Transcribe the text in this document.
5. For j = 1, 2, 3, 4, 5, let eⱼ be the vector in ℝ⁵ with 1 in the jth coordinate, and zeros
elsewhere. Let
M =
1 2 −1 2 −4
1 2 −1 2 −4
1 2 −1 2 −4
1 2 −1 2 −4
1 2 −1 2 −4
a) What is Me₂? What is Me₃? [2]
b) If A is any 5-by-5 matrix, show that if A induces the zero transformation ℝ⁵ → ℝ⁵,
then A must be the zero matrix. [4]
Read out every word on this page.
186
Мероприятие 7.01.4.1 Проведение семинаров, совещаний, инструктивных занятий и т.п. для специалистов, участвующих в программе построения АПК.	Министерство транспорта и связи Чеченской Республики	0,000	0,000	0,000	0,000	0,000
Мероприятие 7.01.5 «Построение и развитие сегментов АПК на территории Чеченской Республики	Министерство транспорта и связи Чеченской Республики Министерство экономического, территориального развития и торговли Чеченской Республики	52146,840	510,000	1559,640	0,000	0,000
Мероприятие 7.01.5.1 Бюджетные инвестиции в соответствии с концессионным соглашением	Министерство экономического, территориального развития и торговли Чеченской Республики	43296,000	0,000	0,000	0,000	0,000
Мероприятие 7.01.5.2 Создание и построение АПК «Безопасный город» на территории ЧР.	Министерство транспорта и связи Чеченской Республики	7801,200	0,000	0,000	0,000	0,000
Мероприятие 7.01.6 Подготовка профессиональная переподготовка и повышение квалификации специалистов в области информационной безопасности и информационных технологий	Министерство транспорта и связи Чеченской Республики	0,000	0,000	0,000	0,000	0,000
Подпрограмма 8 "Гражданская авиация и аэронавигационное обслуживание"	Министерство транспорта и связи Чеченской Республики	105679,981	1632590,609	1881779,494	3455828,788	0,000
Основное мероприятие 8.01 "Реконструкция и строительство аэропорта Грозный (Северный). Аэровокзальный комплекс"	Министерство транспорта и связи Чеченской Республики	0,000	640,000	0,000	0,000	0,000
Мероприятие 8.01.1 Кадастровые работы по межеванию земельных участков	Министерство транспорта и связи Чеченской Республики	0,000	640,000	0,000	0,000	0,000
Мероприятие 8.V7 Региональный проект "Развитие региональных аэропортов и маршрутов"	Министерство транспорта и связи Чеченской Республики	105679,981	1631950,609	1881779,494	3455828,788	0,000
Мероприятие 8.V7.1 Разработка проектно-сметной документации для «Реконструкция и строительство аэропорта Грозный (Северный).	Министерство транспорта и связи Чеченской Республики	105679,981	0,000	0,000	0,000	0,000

■ **Problem details**
Go through the listing above and work out how many lines contain the string "развития". Reply with the number alone.

■ **Full output**
2